• **Work required**
Lines holding the string "Vereinsfahne" are the ones to copy from this listing.

····················

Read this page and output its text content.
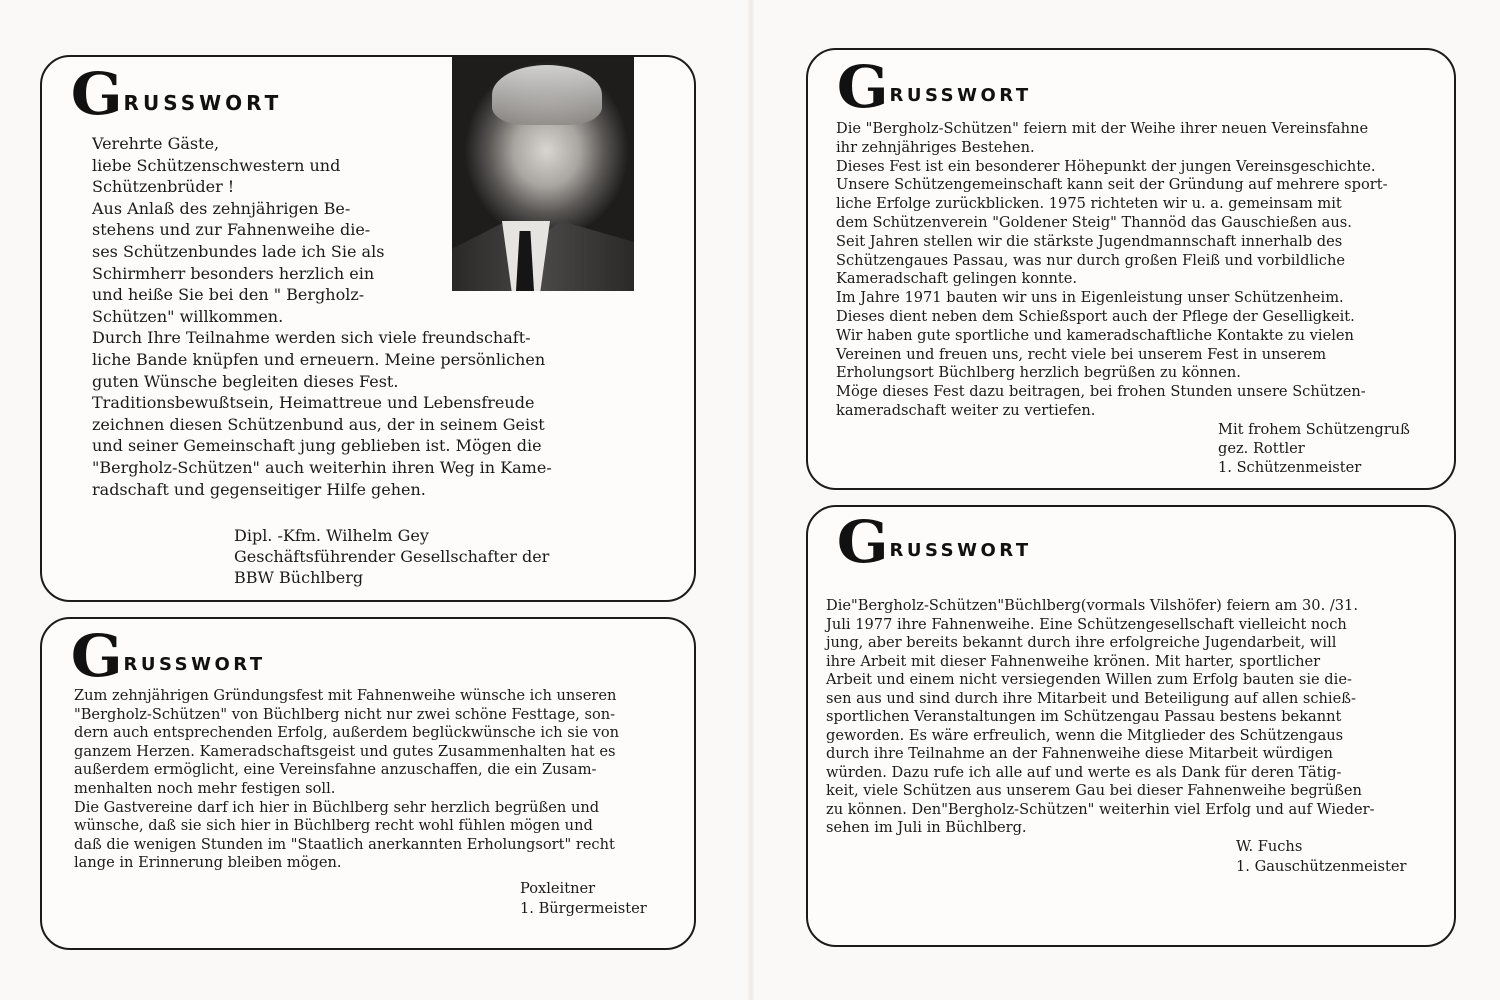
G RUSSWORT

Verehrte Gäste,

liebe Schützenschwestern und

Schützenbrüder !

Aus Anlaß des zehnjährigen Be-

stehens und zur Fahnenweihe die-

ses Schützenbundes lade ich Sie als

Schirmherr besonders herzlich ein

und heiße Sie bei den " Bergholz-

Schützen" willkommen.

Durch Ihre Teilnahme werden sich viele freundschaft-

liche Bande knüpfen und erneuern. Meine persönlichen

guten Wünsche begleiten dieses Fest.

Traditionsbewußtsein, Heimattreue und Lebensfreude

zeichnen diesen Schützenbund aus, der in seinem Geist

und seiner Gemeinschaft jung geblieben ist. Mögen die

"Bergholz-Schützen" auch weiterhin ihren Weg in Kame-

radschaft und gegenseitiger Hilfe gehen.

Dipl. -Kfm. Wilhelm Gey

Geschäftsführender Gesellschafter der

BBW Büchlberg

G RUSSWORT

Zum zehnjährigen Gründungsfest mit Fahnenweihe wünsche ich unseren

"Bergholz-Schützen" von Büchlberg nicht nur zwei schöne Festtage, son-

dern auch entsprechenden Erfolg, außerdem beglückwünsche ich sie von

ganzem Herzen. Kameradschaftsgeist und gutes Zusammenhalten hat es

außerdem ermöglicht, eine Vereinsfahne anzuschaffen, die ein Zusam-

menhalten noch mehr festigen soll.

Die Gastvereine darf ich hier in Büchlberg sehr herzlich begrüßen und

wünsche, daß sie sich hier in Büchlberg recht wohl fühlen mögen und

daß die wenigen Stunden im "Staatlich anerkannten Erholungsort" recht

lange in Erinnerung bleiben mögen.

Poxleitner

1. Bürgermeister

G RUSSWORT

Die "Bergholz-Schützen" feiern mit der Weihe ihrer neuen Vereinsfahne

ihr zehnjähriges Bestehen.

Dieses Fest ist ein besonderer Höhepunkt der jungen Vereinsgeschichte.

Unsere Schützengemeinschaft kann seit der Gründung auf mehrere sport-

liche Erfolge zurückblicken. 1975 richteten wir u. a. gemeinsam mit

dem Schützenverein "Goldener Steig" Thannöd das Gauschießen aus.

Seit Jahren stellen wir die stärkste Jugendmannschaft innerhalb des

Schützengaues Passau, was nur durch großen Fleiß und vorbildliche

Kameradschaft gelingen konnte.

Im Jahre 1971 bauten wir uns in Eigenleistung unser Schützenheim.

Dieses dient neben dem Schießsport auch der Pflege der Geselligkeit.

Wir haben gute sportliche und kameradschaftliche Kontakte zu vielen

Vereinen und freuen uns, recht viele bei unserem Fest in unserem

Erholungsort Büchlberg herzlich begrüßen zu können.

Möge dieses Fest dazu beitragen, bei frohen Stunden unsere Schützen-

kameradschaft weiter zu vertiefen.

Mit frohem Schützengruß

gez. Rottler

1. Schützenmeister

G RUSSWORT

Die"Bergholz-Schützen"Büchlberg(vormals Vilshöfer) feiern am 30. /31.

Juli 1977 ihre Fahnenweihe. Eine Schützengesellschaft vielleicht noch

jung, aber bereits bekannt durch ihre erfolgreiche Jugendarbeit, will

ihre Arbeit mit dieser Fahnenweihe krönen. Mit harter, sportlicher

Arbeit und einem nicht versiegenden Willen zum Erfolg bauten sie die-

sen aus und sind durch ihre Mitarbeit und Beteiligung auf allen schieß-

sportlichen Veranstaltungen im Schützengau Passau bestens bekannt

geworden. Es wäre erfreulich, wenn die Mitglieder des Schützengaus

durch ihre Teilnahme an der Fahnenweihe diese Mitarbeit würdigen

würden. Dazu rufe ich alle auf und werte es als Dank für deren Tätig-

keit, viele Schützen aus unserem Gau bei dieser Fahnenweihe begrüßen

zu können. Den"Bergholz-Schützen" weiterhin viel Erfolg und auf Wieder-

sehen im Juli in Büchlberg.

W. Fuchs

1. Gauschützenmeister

····················

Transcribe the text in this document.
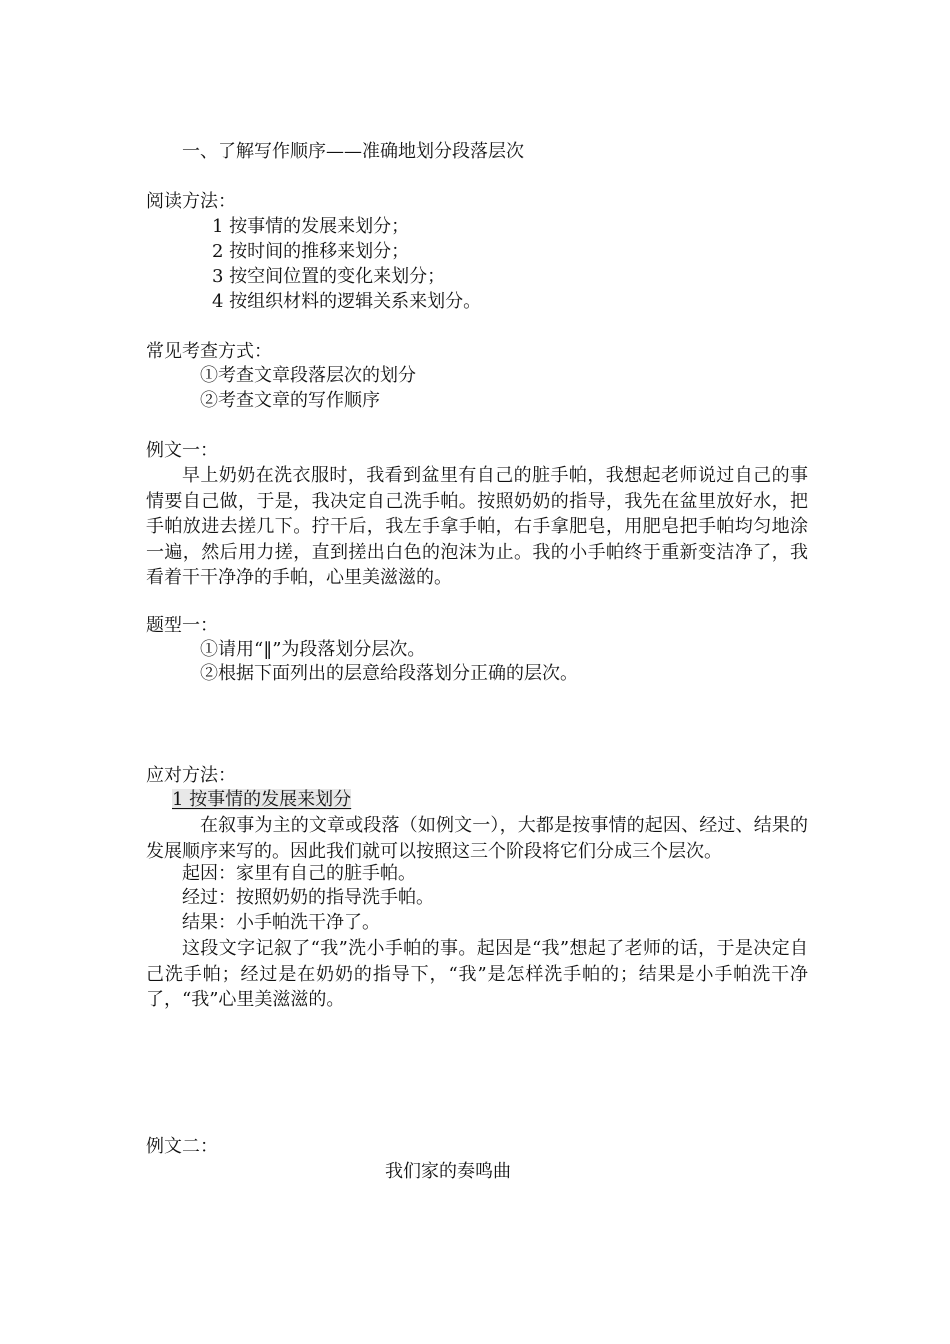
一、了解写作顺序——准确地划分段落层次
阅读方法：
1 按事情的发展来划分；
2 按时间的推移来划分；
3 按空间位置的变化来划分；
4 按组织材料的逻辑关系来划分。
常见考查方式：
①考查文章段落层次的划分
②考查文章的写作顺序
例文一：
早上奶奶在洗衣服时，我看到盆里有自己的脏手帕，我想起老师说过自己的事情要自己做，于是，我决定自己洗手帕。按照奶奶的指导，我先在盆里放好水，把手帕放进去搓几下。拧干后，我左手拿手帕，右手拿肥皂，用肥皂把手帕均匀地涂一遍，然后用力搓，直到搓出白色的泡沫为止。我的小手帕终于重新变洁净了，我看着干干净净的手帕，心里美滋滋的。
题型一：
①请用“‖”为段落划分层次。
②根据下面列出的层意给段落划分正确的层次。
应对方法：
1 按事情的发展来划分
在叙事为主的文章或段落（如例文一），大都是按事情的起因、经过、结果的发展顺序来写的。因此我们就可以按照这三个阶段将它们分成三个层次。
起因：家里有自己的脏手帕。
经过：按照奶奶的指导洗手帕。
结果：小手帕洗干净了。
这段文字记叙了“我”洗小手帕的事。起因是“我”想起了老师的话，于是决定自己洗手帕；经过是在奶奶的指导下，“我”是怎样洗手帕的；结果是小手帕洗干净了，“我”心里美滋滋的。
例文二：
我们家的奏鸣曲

····················

• **Complete output**
außerdem ermöglicht, eine Vereinsfahne anzuschaffen, die ein Zusam-
Die "Bergholz-Schützen" feiern mit der Weihe ihrer neuen Vereinsfahne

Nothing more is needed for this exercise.